(Data excerpts)
------

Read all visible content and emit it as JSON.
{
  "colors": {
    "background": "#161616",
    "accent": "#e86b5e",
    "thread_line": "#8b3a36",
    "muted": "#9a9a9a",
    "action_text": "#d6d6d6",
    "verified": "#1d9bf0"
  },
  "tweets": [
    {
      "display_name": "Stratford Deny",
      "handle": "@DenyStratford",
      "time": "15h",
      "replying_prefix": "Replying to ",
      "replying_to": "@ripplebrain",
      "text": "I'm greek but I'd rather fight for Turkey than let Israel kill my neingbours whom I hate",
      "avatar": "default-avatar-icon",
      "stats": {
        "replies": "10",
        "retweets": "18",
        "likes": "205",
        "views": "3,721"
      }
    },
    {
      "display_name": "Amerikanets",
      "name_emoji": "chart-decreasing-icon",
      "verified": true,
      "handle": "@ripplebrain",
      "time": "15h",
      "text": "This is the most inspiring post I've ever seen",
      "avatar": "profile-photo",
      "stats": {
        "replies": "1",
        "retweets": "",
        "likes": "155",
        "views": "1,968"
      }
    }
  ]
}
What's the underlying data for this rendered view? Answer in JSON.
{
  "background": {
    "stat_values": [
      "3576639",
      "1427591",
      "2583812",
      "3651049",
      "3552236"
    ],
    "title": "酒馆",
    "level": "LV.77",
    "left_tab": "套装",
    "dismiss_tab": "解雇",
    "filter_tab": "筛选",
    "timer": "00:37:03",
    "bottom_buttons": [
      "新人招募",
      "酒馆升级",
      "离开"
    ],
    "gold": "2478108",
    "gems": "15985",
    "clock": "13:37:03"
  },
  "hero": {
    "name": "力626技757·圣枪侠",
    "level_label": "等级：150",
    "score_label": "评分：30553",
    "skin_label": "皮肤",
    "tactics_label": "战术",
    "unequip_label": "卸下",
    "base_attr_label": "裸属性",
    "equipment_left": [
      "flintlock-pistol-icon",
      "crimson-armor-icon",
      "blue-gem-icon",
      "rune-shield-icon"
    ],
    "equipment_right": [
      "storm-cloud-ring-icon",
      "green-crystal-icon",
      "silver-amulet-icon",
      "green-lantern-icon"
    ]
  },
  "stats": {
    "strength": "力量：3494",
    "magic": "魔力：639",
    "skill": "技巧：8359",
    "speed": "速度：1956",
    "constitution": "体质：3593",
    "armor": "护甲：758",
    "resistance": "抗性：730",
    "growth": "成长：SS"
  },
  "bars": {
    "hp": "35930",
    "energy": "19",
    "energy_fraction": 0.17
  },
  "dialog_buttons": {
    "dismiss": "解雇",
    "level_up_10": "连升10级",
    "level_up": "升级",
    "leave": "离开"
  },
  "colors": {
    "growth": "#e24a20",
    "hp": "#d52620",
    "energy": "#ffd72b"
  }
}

------

■ PROBLEM TO SOLVE: All the entries above need to be reproduced exactly.

■ EXERCISE ANSWER:
Read all visible content and emit it as JSON.
{
  "colors": {
    "background": "#161616",
    "accent": "#e86b5e",
    "thread_line": "#8b3a36",
    "muted": "#9a9a9a",
    "action_text": "#d6d6d6",
    "verified": "#1d9bf0"
  },
  "tweets": [
    {
      "display_name": "Stratford Deny",
      "handle": "@DenyStratford",
      "time": "15h",
      "replying_prefix": "Replying to ",
      "replying_to": "@ripplebrain",
      "text": "I'm greek but I'd rather fight for Turkey than let Israel kill my neingbours whom I hate",
      "avatar": "default-avatar-icon",
      "stats": {
        "replies": "10",
        "retweets": "18",
        "likes": "205",
        "views": "3,721"
      }
    },
    {
      "display_name": "Amerikanets",
      "name_emoji": "chart-decreasing-icon",
      "verified": true,
      "handle": "@ripplebrain",
      "time": "15h",
      "text": "This is the most inspiring post I've ever seen",
      "avatar": "profile-photo",
      "stats": {
        "replies": "1",
        "retweets": "",
        "likes": "155",
        "views": "1,968"
      }
    }
  ]
}
What's the underlying data for this rendered view? Answer in JSON.
{
  "background": {
    "stat_values": [
      "3576639",
      "1427591",
      "2583812",
      "3651049",
      "3552236"
    ],
    "title": "酒馆",
    "level": "LV.77",
    "left_tab": "套装",
    "dismiss_tab": "解雇",
    "filter_tab": "筛选",
    "timer": "00:37:03",
    "bottom_buttons": [
      "新人招募",
      "酒馆升级",
      "离开"
    ],
    "gold": "2478108",
    "gems": "15985",
    "clock": "13:37:03"
  },
  "hero": {
    "name": "力626技757·圣枪侠",
    "level_label": "等级：150",
    "score_label": "评分：30553",
    "skin_label": "皮肤",
    "tactics_label": "战术",
    "unequip_label": "卸下",
    "base_attr_label": "裸属性",
    "equipment_left": [
      "flintlock-pistol-icon",
      "crimson-armor-icon",
      "blue-gem-icon",
      "rune-shield-icon"
    ],
    "equipment_right": [
      "storm-cloud-ring-icon",
      "green-crystal-icon",
      "silver-amulet-icon",
      "green-lantern-icon"
    ]
  },
  "stats": {
    "strength": "力量：3494",
    "magic": "魔力：639",
    "skill": "技巧：8359",
    "speed": "速度：1956",
    "constitution": "体质：3593",
    "armor": "护甲：758",
    "resistance": "抗性：730",
    "growth": "成长：SS"
  },
  "bars": {
    "hp": "35930",
    "energy": "19",
    "energy_fraction": 0.17
  },
  "dialog_buttons": {
    "dismiss": "解雇",
    "level_up_10": "连升10级",
    "level_up": "升级",
    "leave": "离开"
  },
  "colors": {
    "growth": "#e24a20",
    "hp": "#d52620",
    "energy": "#ffd72b"
  }
}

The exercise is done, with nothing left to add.